Aim of the task
Restate the data below word for word. Skip any images it contains.

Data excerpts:
# # # #
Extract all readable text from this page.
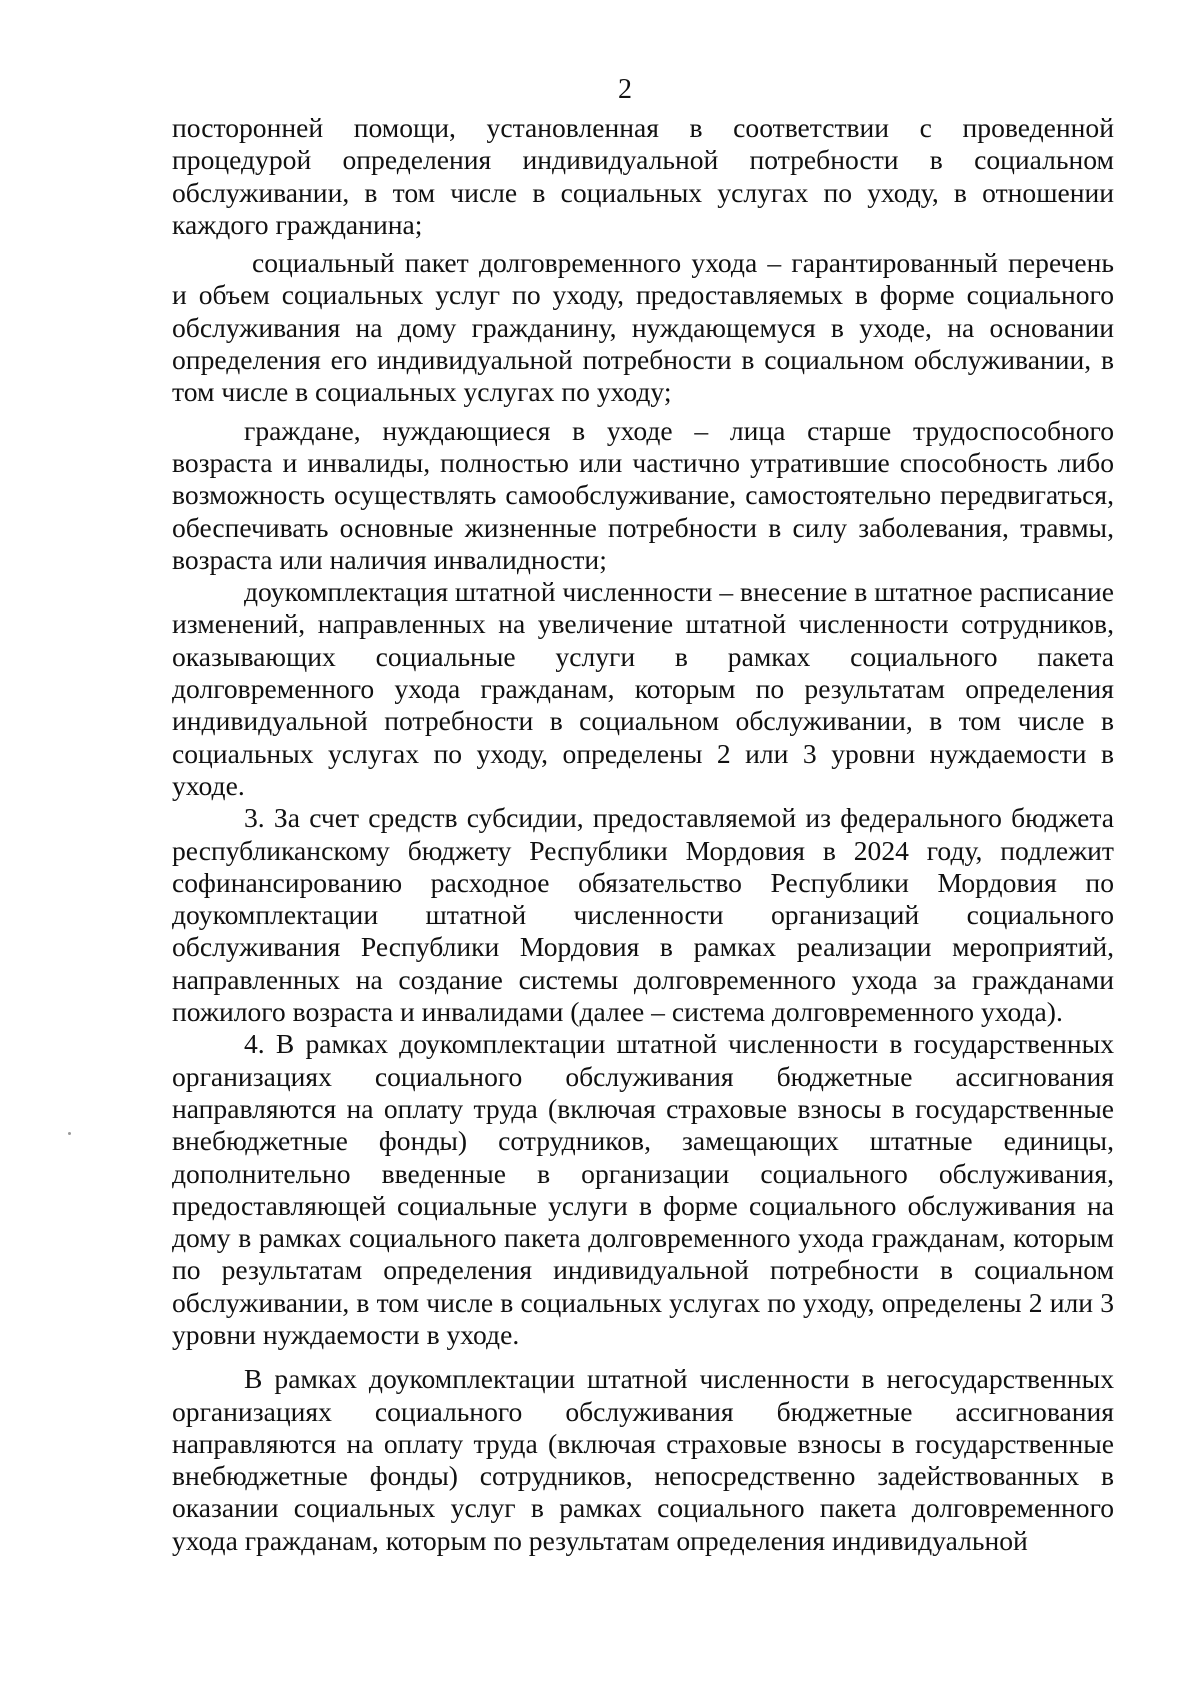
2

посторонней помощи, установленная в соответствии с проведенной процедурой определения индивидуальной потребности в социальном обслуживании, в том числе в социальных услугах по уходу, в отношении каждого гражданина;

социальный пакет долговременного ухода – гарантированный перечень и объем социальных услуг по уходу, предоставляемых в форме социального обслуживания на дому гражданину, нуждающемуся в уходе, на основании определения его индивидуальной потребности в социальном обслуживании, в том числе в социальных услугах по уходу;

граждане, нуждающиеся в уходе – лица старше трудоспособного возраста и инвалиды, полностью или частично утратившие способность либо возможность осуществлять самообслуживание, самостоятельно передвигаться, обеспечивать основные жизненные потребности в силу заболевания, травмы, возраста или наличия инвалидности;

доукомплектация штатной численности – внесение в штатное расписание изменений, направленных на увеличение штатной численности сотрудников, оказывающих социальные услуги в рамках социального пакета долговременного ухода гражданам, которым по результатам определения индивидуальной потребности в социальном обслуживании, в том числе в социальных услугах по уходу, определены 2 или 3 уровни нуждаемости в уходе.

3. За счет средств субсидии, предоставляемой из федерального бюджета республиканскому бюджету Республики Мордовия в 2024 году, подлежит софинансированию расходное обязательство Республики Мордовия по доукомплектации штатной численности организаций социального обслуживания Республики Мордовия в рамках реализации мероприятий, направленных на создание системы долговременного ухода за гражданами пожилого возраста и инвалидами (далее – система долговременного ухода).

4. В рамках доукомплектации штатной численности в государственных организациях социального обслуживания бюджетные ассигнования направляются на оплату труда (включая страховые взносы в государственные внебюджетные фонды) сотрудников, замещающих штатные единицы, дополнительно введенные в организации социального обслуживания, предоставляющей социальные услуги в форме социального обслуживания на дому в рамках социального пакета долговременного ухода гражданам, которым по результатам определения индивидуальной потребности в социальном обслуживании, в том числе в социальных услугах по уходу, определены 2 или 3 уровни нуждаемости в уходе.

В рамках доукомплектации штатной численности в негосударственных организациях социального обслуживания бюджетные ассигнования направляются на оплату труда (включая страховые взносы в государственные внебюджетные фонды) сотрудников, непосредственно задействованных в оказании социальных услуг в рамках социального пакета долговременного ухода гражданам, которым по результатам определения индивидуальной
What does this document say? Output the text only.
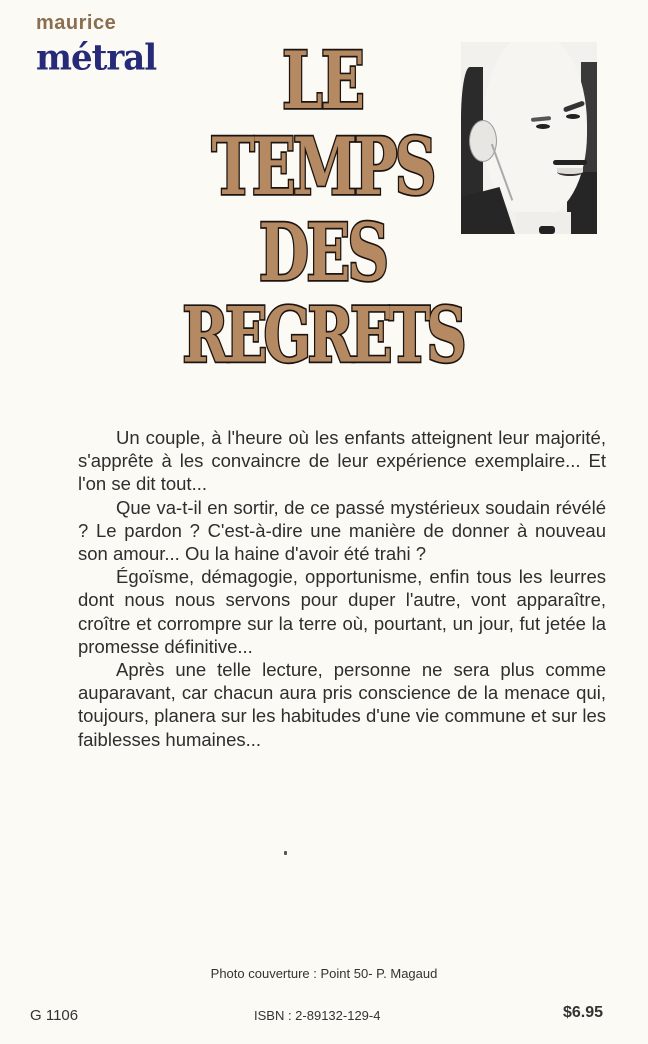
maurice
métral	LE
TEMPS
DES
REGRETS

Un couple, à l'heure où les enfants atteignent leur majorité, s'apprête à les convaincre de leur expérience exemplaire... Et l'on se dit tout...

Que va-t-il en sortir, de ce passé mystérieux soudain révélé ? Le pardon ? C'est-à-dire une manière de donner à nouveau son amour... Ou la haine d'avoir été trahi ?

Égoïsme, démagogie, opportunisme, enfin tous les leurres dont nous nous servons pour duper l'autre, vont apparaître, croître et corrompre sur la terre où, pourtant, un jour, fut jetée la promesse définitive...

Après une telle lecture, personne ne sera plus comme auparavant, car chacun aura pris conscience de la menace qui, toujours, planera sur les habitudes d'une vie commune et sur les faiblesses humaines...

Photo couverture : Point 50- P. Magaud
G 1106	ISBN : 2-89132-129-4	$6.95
# # # #
Complete answer
Extract all readable text from this page.
2

посторонней помощи, установленная в соответствии с проведенной процедурой определения индивидуальной потребности в социальном обслуживании, в том числе в социальных услугах по уходу, в отношении каждого гражданина;

социальный пакет долговременного ухода – гарантированный перечень и объем социальных услуг по уходу, предоставляемых в форме социального обслуживания на дому гражданину, нуждающемуся в уходе, на основании определения его индивидуальной потребности в социальном обслуживании, в том числе в социальных услугах по уходу;

граждане, нуждающиеся в уходе – лица старше трудоспособного возраста и инвалиды, полностью или частично утратившие способность либо возможность осуществлять самообслуживание, самостоятельно передвигаться, обеспечивать основные жизненные потребности в силу заболевания, травмы, возраста или наличия инвалидности;

доукомплектация штатной численности – внесение в штатное расписание изменений, направленных на увеличение штатной численности сотрудников, оказывающих социальные услуги в рамках социального пакета долговременного ухода гражданам, которым по результатам определения индивидуальной потребности в социальном обслуживании, в том числе в социальных услугах по уходу, определены 2 или 3 уровни нуждаемости в уходе.

3. За счет средств субсидии, предоставляемой из федерального бюджета республиканскому бюджету Республики Мордовия в 2024 году, подлежит софинансированию расходное обязательство Республики Мордовия по доукомплектации штатной численности организаций социального обслуживания Республики Мордовия в рамках реализации мероприятий, направленных на создание системы долговременного ухода за гражданами пожилого возраста и инвалидами (далее – система долговременного ухода).

4. В рамках доукомплектации штатной численности в государственных организациях социального обслуживания бюджетные ассигнования направляются на оплату труда (включая страховые взносы в государственные внебюджетные фонды) сотрудников, замещающих штатные единицы, дополнительно введенные в организации социального обслуживания, предоставляющей социальные услуги в форме социального обслуживания на дому в рамках социального пакета долговременного ухода гражданам, которым по результатам определения индивидуальной потребности в социальном обслуживании, в том числе в социальных услугах по уходу, определены 2 или 3 уровни нуждаемости в уходе.

В рамках доукомплектации штатной численности в негосударственных организациях социального обслуживания бюджетные ассигнования направляются на оплату труда (включая страховые взносы в государственные внебюджетные фонды) сотрудников, непосредственно задействованных в оказании социальных услуг в рамках социального пакета долговременного ухода гражданам, которым по результатам определения индивидуальной
What does this document say? Output the text only.
maurice
métral	LE
TEMPS
DES
REGRETS

Un couple, à l'heure où les enfants atteignent leur majorité, s'apprête à les convaincre de leur expérience exemplaire... Et l'on se dit tout...

Que va-t-il en sortir, de ce passé mystérieux soudain révélé ? Le pardon ? C'est-à-dire une manière de donner à nouveau son amour... Ou la haine d'avoir été trahi ?

Égoïsme, démagogie, opportunisme, enfin tous les leurres dont nous nous servons pour duper l'autre, vont apparaître, croître et corrompre sur la terre où, pourtant, un jour, fut jetée la promesse définitive...

Après une telle lecture, personne ne sera plus comme auparavant, car chacun aura pris conscience de la menace qui, toujours, planera sur les habitudes d'une vie commune et sur les faiblesses humaines...

Photo couverture : Point 50- P. Magaud
G 1106	ISBN : 2-89132-129-4	$6.95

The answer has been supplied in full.